THE TASK:
Locate the line that contains "OCR this image.", then copy it and all later lines of the data below exactly, through the last one.

ENTRIES:
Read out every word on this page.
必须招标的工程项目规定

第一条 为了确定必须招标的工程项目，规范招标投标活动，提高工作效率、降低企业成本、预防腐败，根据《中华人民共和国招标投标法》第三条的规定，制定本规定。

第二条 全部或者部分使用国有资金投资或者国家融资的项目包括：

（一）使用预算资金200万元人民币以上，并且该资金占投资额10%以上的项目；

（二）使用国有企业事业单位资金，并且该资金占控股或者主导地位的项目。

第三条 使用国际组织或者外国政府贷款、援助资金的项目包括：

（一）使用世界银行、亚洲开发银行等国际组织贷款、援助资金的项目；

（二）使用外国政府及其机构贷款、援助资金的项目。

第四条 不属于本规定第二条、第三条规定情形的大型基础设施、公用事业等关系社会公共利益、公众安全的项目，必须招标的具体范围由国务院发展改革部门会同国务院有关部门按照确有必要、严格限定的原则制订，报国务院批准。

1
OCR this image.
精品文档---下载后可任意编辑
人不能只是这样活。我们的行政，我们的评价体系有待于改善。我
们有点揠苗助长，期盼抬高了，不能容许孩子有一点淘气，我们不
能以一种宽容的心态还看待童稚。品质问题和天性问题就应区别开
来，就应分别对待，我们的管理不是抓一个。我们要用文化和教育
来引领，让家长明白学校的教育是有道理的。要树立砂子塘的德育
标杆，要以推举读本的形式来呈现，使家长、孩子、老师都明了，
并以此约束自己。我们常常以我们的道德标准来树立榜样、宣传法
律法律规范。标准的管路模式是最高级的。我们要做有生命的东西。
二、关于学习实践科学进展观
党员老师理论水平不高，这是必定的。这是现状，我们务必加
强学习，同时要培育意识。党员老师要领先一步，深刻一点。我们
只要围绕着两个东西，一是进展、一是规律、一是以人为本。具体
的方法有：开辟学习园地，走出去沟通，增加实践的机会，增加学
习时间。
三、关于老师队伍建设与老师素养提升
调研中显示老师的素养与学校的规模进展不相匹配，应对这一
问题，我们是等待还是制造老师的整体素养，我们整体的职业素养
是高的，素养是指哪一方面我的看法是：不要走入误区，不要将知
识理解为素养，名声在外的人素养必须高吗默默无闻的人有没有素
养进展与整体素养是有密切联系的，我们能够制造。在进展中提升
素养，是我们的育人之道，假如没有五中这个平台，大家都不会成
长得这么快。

EXPECTED ANSWER:
OCR this image.
精品文档---下载后可任意编辑
人不能只是这样活。我们的行政，我们的评价体系有待于改善。我
们有点揠苗助长，期盼抬高了，不能容许孩子有一点淘气，我们不
能以一种宽容的心态还看待童稚。品质问题和天性问题就应区别开
来，就应分别对待，我们的管理不是抓一个。我们要用文化和教育
来引领，让家长明白学校的教育是有道理的。要树立砂子塘的德育
标杆，要以推举读本的形式来呈现，使家长、孩子、老师都明了，
并以此约束自己。我们常常以我们的道德标准来树立榜样、宣传法
律法律规范。标准的管路模式是最高级的。我们要做有生命的东西。
二、关于学习实践科学进展观
党员老师理论水平不高，这是必定的。这是现状，我们务必加
强学习，同时要培育意识。党员老师要领先一步，深刻一点。我们
只要围绕着两个东西，一是进展、一是规律、一是以人为本。具体
的方法有：开辟学习园地，走出去沟通，增加实践的机会，增加学
习时间。
三、关于老师队伍建设与老师素养提升
调研中显示老师的素养与学校的规模进展不相匹配，应对这一
问题，我们是等待还是制造老师的整体素养，我们整体的职业素养
是高的，素养是指哪一方面我的看法是：不要走入误区，不要将知
识理解为素养，名声在外的人素养必须高吗默默无闻的人有没有素
养进展与整体素养是有密切联系的，我们能够制造。在进展中提升
素养，是我们的育人之道，假如没有五中这个平台，大家都不会成
长得这么快。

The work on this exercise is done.